▶ **Dataset items**:
----------------

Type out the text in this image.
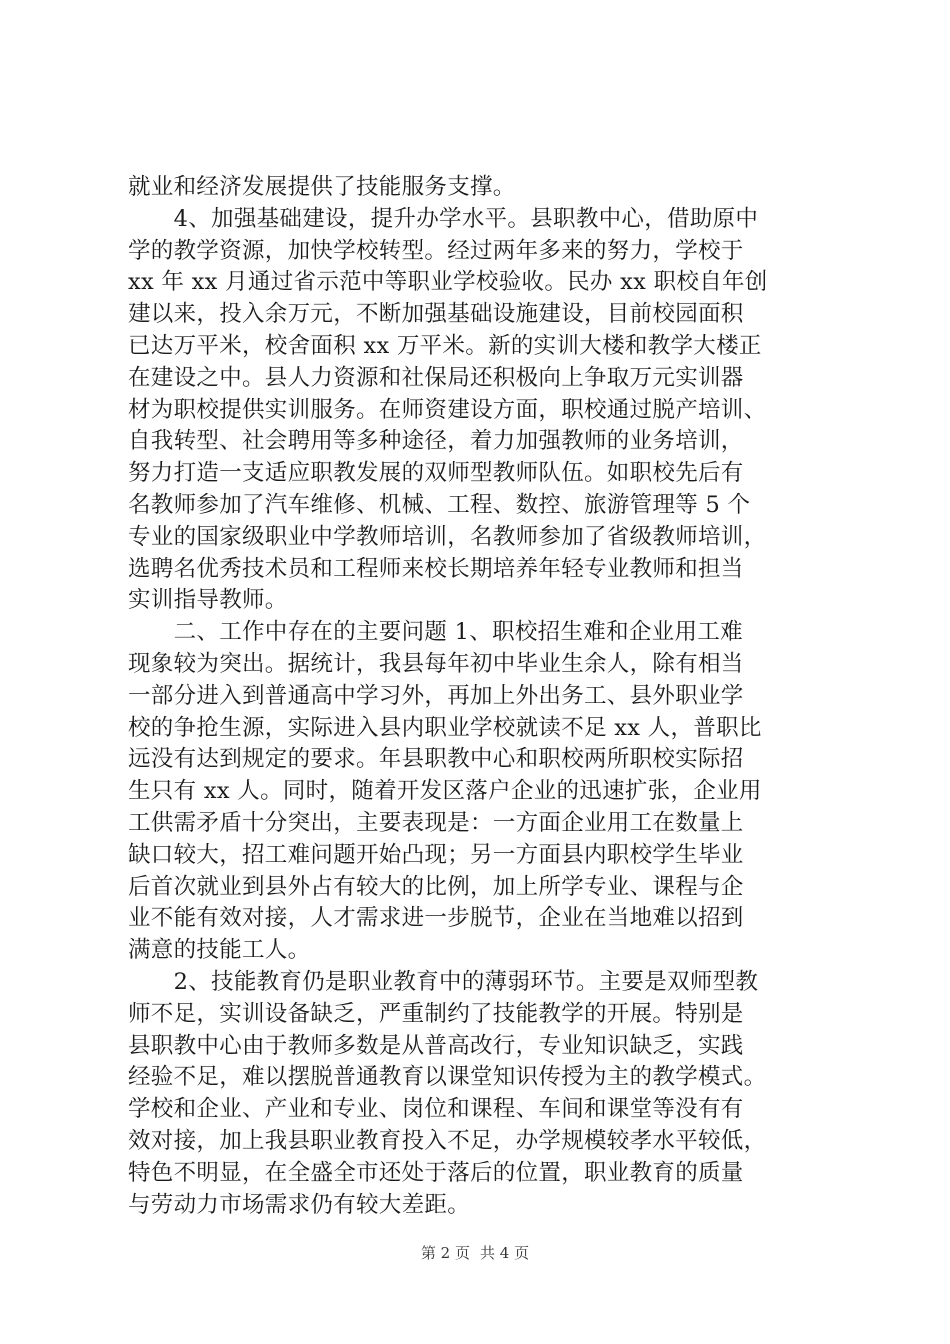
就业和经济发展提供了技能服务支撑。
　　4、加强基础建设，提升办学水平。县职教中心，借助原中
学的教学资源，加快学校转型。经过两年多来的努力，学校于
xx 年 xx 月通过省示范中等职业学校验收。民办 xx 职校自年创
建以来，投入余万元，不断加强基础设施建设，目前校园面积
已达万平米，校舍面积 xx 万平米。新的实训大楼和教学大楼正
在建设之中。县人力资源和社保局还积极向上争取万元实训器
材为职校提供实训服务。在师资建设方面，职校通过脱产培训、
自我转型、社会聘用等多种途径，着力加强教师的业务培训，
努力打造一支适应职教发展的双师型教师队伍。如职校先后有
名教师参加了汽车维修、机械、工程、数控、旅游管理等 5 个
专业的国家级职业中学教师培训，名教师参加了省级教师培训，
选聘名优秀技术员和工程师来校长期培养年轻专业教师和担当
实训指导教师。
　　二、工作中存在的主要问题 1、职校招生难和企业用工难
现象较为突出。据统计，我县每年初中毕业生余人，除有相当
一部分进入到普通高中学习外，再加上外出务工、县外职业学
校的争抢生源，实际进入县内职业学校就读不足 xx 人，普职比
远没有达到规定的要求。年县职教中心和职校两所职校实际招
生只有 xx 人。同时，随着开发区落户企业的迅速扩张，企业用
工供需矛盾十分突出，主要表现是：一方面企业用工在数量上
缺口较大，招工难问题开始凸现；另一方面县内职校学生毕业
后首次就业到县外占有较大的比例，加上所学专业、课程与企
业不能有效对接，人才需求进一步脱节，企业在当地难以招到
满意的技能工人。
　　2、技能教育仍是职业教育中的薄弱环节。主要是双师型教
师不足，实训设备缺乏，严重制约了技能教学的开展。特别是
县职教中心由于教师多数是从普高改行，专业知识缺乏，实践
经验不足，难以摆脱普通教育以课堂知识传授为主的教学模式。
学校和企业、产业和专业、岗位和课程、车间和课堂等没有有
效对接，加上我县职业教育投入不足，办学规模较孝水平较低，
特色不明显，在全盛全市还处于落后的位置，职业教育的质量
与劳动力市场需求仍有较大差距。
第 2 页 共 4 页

----------------

▶ **Task details**: Transcribe every line in the entries above, taking out only the images.

▶ **The solution**:
Type out the text in this image.
就业和经济发展提供了技能服务支撑。
　　4、加强基础建设，提升办学水平。县职教中心，借助原中
学的教学资源，加快学校转型。经过两年多来的努力，学校于
xx 年 xx 月通过省示范中等职业学校验收。民办 xx 职校自年创
建以来，投入余万元，不断加强基础设施建设，目前校园面积
已达万平米，校舍面积 xx 万平米。新的实训大楼和教学大楼正
在建设之中。县人力资源和社保局还积极向上争取万元实训器
材为职校提供实训服务。在师资建设方面，职校通过脱产培训、
自我转型、社会聘用等多种途径，着力加强教师的业务培训，
努力打造一支适应职教发展的双师型教师队伍。如职校先后有
名教师参加了汽车维修、机械、工程、数控、旅游管理等 5 个
专业的国家级职业中学教师培训，名教师参加了省级教师培训，
选聘名优秀技术员和工程师来校长期培养年轻专业教师和担当
实训指导教师。
　　二、工作中存在的主要问题 1、职校招生难和企业用工难
现象较为突出。据统计，我县每年初中毕业生余人，除有相当
一部分进入到普通高中学习外，再加上外出务工、县外职业学
校的争抢生源，实际进入县内职业学校就读不足 xx 人，普职比
远没有达到规定的要求。年县职教中心和职校两所职校实际招
生只有 xx 人。同时，随着开发区落户企业的迅速扩张，企业用
工供需矛盾十分突出，主要表现是：一方面企业用工在数量上
缺口较大，招工难问题开始凸现；另一方面县内职校学生毕业
后首次就业到县外占有较大的比例，加上所学专业、课程与企
业不能有效对接，人才需求进一步脱节，企业在当地难以招到
满意的技能工人。
　　2、技能教育仍是职业教育中的薄弱环节。主要是双师型教
师不足，实训设备缺乏，严重制约了技能教学的开展。特别是
县职教中心由于教师多数是从普高改行，专业知识缺乏，实践
经验不足，难以摆脱普通教育以课堂知识传授为主的教学模式。
学校和企业、产业和专业、岗位和课程、车间和课堂等没有有
效对接，加上我县职业教育投入不足，办学规模较孝水平较低，
特色不明显，在全盛全市还处于落后的位置，职业教育的质量
与劳动力市场需求仍有较大差距。
第 2 页 共 4 页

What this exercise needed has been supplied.